Dataset records:
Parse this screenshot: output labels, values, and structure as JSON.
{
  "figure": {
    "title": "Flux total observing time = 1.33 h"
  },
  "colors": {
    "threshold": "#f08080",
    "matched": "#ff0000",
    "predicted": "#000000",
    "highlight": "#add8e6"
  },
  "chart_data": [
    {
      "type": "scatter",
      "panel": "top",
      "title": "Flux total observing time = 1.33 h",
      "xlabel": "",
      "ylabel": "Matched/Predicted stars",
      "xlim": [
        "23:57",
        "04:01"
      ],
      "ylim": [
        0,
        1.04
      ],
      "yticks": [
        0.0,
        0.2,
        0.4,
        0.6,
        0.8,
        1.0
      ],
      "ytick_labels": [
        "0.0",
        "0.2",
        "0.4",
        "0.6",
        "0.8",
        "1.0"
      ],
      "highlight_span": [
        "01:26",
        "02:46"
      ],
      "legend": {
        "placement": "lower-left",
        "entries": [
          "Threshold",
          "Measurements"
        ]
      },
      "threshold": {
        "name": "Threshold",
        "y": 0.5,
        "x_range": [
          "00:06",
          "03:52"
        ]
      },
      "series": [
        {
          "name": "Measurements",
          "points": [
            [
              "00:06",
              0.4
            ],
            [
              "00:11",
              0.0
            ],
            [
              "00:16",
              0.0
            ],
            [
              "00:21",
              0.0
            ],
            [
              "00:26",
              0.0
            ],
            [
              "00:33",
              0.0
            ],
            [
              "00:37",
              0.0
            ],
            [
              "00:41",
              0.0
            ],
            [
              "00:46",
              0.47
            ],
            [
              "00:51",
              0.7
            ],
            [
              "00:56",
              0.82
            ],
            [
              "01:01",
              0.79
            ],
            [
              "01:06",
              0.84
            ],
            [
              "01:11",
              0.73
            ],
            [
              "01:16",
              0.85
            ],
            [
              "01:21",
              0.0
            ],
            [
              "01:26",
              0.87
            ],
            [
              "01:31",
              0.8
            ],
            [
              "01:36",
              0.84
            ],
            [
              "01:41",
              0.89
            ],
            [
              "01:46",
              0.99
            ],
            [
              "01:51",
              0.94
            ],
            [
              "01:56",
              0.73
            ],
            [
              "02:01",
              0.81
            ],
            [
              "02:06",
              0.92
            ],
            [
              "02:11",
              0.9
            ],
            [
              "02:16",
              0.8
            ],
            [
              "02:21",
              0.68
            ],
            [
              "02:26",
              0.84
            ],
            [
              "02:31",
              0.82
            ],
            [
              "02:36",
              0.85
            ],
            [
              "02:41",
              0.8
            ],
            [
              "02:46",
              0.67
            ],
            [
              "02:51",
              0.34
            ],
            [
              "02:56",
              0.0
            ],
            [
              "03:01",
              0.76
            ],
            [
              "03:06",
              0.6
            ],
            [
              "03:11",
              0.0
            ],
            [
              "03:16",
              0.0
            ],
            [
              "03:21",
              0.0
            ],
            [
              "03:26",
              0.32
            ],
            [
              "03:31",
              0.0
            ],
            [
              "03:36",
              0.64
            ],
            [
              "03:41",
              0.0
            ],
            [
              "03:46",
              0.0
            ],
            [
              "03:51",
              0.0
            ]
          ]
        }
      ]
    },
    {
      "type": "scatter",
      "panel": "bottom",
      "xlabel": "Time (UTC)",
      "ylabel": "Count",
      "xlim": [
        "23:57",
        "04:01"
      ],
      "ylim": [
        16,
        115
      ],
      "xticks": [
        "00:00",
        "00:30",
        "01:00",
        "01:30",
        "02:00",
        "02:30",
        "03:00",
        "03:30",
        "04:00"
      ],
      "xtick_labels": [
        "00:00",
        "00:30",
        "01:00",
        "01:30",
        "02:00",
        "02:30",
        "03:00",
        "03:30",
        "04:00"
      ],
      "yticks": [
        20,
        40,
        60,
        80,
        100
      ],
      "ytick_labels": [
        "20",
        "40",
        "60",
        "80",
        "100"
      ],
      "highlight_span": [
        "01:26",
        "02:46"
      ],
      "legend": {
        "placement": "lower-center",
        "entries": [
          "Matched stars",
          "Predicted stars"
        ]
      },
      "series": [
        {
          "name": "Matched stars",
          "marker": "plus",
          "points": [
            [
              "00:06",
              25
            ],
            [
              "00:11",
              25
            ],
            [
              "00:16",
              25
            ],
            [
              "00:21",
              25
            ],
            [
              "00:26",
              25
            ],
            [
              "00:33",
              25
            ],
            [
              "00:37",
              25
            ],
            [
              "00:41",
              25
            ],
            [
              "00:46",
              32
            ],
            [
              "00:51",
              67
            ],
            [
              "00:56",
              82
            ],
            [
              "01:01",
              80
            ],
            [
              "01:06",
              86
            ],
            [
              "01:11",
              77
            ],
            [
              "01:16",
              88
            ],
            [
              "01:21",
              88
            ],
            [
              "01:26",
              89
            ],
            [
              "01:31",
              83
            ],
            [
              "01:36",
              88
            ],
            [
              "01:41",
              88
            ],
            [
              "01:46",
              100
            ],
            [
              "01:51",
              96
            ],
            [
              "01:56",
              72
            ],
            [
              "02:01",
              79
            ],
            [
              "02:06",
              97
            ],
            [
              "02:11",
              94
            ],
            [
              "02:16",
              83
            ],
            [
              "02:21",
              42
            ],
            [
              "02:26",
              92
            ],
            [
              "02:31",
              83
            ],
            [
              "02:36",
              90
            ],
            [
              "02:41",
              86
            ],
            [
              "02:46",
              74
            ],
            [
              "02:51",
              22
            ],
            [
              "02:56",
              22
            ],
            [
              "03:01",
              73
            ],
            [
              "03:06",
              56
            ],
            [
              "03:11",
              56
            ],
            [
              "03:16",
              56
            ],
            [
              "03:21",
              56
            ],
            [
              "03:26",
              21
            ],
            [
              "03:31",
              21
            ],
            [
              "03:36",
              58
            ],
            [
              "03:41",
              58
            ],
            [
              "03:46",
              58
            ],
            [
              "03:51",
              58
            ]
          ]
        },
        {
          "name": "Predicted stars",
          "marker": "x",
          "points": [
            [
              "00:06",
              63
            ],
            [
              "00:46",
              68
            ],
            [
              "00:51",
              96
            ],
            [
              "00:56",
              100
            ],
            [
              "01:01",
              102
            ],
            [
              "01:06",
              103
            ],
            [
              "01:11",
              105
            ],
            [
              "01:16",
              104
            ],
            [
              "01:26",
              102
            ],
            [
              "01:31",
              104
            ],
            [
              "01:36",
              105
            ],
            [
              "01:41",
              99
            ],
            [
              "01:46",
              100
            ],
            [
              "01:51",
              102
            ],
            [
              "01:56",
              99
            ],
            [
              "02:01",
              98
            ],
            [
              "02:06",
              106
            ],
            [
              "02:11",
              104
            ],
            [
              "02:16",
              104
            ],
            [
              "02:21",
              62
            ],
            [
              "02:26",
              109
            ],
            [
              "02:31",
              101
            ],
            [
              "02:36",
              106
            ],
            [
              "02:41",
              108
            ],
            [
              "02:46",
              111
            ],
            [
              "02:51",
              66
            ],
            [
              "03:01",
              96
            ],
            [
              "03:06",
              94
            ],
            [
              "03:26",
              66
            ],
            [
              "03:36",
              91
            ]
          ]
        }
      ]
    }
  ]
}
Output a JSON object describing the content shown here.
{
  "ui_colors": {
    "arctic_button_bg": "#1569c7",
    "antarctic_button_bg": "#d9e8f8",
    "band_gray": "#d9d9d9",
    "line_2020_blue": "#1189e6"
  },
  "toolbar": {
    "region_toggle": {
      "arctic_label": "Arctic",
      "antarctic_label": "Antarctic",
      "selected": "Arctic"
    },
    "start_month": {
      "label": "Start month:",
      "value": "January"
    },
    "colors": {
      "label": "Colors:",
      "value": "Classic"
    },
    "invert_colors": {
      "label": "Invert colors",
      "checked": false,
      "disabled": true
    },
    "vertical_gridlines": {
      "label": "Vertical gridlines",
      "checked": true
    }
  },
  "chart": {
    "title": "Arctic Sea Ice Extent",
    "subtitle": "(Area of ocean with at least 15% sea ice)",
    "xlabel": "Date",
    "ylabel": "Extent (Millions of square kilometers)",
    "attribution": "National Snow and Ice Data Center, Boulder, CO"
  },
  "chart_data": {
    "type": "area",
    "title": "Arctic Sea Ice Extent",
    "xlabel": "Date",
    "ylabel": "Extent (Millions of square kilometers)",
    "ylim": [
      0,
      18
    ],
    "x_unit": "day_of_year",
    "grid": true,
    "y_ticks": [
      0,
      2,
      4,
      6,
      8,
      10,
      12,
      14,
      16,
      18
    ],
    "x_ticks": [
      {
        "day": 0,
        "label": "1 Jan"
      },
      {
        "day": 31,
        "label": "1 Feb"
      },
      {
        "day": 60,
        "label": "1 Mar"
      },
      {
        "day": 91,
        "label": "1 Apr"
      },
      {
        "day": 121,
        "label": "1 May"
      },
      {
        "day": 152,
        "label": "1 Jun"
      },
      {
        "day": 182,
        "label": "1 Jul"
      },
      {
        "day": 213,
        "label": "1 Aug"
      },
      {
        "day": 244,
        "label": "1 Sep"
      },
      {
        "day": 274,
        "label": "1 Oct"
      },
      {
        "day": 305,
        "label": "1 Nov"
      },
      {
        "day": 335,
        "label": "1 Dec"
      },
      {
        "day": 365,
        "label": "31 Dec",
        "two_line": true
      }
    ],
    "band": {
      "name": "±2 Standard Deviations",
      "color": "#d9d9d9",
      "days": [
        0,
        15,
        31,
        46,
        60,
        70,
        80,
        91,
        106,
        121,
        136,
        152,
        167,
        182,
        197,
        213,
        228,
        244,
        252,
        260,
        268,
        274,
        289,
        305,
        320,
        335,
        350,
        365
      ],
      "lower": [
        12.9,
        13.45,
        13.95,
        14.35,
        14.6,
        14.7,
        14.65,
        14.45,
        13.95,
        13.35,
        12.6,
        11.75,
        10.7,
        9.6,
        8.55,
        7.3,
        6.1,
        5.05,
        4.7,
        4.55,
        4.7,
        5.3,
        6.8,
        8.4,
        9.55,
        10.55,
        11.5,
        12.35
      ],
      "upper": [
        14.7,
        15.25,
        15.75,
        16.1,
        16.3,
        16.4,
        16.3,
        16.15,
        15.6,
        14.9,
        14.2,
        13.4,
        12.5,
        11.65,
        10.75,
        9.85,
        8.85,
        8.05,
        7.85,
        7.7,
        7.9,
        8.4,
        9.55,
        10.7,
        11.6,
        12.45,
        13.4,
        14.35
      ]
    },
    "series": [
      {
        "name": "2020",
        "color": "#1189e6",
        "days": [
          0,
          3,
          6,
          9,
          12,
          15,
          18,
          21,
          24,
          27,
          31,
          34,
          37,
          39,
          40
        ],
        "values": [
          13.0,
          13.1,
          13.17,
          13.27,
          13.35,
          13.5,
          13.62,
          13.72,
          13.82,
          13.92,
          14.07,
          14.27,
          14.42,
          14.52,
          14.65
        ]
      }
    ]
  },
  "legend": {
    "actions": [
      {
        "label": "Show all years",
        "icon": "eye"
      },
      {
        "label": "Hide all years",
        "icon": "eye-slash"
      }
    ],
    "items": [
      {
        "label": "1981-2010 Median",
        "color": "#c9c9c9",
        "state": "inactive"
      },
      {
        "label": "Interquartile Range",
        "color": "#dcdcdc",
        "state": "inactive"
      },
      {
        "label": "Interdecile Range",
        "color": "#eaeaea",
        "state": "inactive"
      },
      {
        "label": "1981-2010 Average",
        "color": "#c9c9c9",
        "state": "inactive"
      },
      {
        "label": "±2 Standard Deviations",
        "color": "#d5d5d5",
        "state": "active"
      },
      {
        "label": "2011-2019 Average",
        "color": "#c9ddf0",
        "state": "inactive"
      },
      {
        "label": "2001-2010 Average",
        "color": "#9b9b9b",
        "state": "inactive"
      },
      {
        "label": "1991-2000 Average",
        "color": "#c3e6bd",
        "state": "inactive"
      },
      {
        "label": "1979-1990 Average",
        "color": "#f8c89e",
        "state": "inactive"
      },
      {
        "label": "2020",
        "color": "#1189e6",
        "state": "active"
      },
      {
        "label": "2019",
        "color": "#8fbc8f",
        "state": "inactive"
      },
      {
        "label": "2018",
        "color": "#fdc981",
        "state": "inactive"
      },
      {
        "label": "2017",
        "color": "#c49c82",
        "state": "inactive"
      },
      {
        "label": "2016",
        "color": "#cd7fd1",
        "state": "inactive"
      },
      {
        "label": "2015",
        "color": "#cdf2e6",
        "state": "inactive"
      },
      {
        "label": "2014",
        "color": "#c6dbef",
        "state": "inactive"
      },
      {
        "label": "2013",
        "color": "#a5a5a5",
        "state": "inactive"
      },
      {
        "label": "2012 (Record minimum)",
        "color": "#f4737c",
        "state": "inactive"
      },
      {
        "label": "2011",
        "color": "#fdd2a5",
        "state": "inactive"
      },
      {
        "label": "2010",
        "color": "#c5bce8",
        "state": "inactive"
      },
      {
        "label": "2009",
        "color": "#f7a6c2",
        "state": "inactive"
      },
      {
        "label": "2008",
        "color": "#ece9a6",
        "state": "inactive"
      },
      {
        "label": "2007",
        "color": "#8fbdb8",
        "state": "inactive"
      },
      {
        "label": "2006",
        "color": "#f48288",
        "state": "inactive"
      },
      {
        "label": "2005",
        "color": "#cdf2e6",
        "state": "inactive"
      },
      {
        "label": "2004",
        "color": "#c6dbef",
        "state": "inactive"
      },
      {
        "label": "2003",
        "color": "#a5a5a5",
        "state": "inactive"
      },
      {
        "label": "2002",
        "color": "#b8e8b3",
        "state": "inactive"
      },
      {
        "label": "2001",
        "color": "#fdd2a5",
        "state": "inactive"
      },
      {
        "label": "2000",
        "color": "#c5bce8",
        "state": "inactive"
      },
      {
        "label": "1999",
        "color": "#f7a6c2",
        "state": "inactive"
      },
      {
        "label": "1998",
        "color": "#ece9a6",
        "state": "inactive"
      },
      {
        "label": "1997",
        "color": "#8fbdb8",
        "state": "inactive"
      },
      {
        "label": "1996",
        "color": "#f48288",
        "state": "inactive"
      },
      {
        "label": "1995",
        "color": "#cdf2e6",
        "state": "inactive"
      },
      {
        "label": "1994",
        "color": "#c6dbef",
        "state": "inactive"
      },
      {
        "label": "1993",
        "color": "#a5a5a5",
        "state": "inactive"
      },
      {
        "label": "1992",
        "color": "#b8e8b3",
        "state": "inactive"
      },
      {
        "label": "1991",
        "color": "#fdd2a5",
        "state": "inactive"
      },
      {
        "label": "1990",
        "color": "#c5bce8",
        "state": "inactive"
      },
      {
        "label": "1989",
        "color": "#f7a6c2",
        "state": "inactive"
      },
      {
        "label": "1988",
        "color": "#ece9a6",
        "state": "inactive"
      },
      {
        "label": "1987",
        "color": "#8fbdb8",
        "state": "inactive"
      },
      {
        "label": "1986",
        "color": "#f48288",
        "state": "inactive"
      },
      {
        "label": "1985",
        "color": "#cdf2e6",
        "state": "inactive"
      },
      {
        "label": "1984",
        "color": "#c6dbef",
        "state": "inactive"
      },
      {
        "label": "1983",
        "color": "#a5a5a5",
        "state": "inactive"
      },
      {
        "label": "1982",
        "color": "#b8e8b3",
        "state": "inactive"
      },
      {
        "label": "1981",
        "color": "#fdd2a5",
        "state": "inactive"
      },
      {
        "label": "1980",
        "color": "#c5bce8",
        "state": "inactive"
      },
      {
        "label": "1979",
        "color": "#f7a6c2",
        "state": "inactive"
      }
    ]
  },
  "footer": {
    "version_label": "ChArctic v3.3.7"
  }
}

Task directions:
Look through the lines above and collect those with the word "name".

Task response:
        "name": "Threshold",
          "name": "Measurements",
          "name": "Matched stars",
          "name": "Predicted stars",
      "name": "±2 Standard Deviations",
        "name": "2020",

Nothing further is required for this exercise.